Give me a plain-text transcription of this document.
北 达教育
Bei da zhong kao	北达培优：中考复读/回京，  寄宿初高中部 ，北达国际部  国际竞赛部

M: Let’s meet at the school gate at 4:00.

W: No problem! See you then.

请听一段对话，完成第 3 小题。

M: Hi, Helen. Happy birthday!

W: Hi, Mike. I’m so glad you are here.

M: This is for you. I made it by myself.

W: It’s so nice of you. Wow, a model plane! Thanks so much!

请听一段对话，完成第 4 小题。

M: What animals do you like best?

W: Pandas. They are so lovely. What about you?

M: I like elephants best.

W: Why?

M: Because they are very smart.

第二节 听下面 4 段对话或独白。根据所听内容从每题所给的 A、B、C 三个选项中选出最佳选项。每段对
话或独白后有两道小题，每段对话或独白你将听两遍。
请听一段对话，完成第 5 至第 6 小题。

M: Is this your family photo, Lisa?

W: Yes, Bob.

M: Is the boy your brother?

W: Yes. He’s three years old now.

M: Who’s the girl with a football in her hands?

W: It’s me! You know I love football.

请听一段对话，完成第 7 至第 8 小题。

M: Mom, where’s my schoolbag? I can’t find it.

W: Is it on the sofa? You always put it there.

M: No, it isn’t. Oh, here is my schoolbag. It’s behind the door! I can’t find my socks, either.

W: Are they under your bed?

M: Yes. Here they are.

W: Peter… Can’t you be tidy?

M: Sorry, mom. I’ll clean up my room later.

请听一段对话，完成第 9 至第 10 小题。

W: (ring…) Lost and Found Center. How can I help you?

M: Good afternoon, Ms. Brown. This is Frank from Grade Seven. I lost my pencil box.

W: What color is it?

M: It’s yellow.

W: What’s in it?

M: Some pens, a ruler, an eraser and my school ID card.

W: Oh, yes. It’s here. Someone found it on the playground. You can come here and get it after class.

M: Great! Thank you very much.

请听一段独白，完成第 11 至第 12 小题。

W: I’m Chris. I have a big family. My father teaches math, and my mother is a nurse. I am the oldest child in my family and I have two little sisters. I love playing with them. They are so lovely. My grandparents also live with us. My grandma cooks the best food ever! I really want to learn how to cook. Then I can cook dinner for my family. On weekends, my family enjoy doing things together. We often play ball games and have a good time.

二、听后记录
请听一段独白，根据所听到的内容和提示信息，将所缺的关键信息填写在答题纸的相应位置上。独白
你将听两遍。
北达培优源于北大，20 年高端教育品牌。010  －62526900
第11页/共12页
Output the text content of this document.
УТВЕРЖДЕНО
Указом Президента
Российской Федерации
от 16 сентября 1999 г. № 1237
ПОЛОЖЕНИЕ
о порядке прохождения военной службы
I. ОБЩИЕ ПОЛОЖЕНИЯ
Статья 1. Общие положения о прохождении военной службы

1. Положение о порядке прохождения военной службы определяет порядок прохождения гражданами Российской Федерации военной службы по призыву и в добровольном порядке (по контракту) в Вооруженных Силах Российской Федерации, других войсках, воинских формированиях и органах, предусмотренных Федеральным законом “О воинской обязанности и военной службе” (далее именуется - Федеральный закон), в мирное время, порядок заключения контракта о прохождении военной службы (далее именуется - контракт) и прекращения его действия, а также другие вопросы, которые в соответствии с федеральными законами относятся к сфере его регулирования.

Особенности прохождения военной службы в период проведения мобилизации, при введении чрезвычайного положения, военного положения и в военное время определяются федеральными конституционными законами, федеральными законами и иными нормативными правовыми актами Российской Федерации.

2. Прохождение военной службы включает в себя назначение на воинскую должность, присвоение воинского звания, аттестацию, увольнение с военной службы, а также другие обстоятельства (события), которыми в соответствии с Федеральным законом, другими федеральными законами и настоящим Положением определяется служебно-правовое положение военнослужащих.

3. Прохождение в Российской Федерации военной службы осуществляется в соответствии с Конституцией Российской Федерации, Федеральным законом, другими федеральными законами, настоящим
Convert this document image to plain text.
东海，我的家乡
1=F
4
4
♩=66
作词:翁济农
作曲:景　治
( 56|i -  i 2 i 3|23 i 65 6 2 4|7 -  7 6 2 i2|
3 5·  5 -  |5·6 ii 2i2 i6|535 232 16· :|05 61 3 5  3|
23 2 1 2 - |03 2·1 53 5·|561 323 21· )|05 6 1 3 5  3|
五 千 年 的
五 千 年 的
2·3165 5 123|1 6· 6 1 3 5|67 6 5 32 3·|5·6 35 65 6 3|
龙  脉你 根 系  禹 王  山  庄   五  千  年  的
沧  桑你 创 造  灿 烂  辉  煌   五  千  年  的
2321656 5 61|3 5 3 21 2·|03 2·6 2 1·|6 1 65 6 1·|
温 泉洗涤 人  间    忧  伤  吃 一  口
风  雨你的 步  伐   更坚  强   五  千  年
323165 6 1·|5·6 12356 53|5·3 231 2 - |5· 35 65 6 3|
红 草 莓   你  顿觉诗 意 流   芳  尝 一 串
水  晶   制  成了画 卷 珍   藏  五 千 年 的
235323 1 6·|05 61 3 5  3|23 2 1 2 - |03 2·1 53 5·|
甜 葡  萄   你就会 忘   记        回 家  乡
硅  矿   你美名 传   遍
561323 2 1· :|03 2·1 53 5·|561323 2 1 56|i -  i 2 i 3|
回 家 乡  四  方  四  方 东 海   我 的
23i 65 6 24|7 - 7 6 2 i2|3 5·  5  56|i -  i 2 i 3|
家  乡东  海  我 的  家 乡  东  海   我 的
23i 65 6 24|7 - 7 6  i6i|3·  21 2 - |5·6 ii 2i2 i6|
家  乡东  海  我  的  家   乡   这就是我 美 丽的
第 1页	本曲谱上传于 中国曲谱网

#### Short exercise
Please reproduce the entire listing, exactly as shown.

#### Result
Give me a plain-text transcription of this document.
北 达教育
Bei da zhong kao	北达培优：中考复读/回京，  寄宿初高中部 ，北达国际部  国际竞赛部

M: Let’s meet at the school gate at 4:00.

W: No problem! See you then.

请听一段对话，完成第 3 小题。

M: Hi, Helen. Happy birthday!

W: Hi, Mike. I’m so glad you are here.

M: This is for you. I made it by myself.

W: It’s so nice of you. Wow, a model plane! Thanks so much!

请听一段对话，完成第 4 小题。

M: What animals do you like best?

W: Pandas. They are so lovely. What about you?

M: I like elephants best.

W: Why?

M: Because they are very smart.

第二节 听下面 4 段对话或独白。根据所听内容从每题所给的 A、B、C 三个选项中选出最佳选项。每段对
话或独白后有两道小题，每段对话或独白你将听两遍。
请听一段对话，完成第 5 至第 6 小题。

M: Is this your family photo, Lisa?

W: Yes, Bob.

M: Is the boy your brother?

W: Yes. He’s three years old now.

M: Who’s the girl with a football in her hands?

W: It’s me! You know I love football.

请听一段对话，完成第 7 至第 8 小题。

M: Mom, where’s my schoolbag? I can’t find it.

W: Is it on the sofa? You always put it there.

M: No, it isn’t. Oh, here is my schoolbag. It’s behind the door! I can’t find my socks, either.

W: Are they under your bed?

M: Yes. Here they are.

W: Peter… Can’t you be tidy?

M: Sorry, mom. I’ll clean up my room later.

请听一段对话，完成第 9 至第 10 小题。

W: (ring…) Lost and Found Center. How can I help you?

M: Good afternoon, Ms. Brown. This is Frank from Grade Seven. I lost my pencil box.

W: What color is it?

M: It’s yellow.

W: What’s in it?

M: Some pens, a ruler, an eraser and my school ID card.

W: Oh, yes. It’s here. Someone found it on the playground. You can come here and get it after class.

M: Great! Thank you very much.

请听一段独白，完成第 11 至第 12 小题。

W: I’m Chris. I have a big family. My father teaches math, and my mother is a nurse. I am the oldest child in my family and I have two little sisters. I love playing with them. They are so lovely. My grandparents also live with us. My grandma cooks the best food ever! I really want to learn how to cook. Then I can cook dinner for my family. On weekends, my family enjoy doing things together. We often play ball games and have a good time.

二、听后记录
请听一段独白，根据所听到的内容和提示信息，将所缺的关键信息填写在答题纸的相应位置上。独白
你将听两遍。
北达培优源于北大，20 年高端教育品牌。010  －62526900
第11页/共12页
Output the text content of this document.
УТВЕРЖДЕНО
Указом Президента
Российской Федерации
от 16 сентября 1999 г. № 1237
ПОЛОЖЕНИЕ
о порядке прохождения военной службы
I. ОБЩИЕ ПОЛОЖЕНИЯ
Статья 1. Общие положения о прохождении военной службы

1. Положение о порядке прохождения военной службы определяет порядок прохождения гражданами Российской Федерации военной службы по призыву и в добровольном порядке (по контракту) в Вооруженных Силах Российской Федерации, других войсках, воинских формированиях и органах, предусмотренных Федеральным законом “О воинской обязанности и военной службе” (далее именуется - Федеральный закон), в мирное время, порядок заключения контракта о прохождении военной службы (далее именуется - контракт) и прекращения его действия, а также другие вопросы, которые в соответствии с федеральными законами относятся к сфере его регулирования.

Особенности прохождения военной службы в период проведения мобилизации, при введении чрезвычайного положения, военного положения и в военное время определяются федеральными конституционными законами, федеральными законами и иными нормативными правовыми актами Российской Федерации.

2. Прохождение военной службы включает в себя назначение на воинскую должность, присвоение воинского звания, аттестацию, увольнение с военной службы, а также другие обстоятельства (события), которыми в соответствии с Федеральным законом, другими федеральными законами и настоящим Положением определяется служебно-правовое положение военнослужащих.

3. Прохождение в Российской Федерации военной службы осуществляется в соответствии с Конституцией Российской Федерации, Федеральным законом, другими федеральными законами, настоящим
Convert this document image to plain text.
东海，我的家乡
1=F
4
4
♩=66
作词:翁济农
作曲:景　治
( 56|i -  i 2 i 3|23 i 65 6 2 4|7 -  7 6 2 i2|
3 5·  5 -  |5·6 ii 2i2 i6|535 232 16· :|05 61 3 5  3|
23 2 1 2 - |03 2·1 53 5·|561 323 21· )|05 6 1 3 5  3|
五 千 年 的
五 千 年 的
2·3165 5 123|1 6· 6 1 3 5|67 6 5 32 3·|5·6 35 65 6 3|
龙  脉你 根 系  禹 王  山  庄   五  千  年  的
沧  桑你 创 造  灿 烂  辉  煌   五  千  年  的
2321656 5 61|3 5 3 21 2·|03 2·6 2 1·|6 1 65 6 1·|
温 泉洗涤 人  间    忧  伤  吃 一  口
风  雨你的 步  伐   更坚  强   五  千  年
323165 6 1·|5·6 12356 53|5·3 231 2 - |5· 35 65 6 3|
红 草 莓   你  顿觉诗 意 流   芳  尝 一 串
水  晶   制  成了画 卷 珍   藏  五 千 年 的
235323 1 6·|05 61 3 5  3|23 2 1 2 - |03 2·1 53 5·|
甜 葡  萄   你就会 忘   记        回 家  乡
硅  矿   你美名 传   遍
561323 2 1· :|03 2·1 53 5·|561323 2 1 56|i -  i 2 i 3|
回 家 乡  四  方  四  方 东 海   我 的
23i 65 6 24|7 - 7 6 2 i2|3 5·  5  56|i -  i 2 i 3|
家  乡东  海  我 的  家 乡  东  海   我 的
23i 65 6 24|7 - 7 6  i6i|3·  21 2 - |5·6 ii 2i2 i6|
家  乡东  海  我  的  家   乡   这就是我 美 丽的
第 1页	本曲谱上传于 中国曲谱网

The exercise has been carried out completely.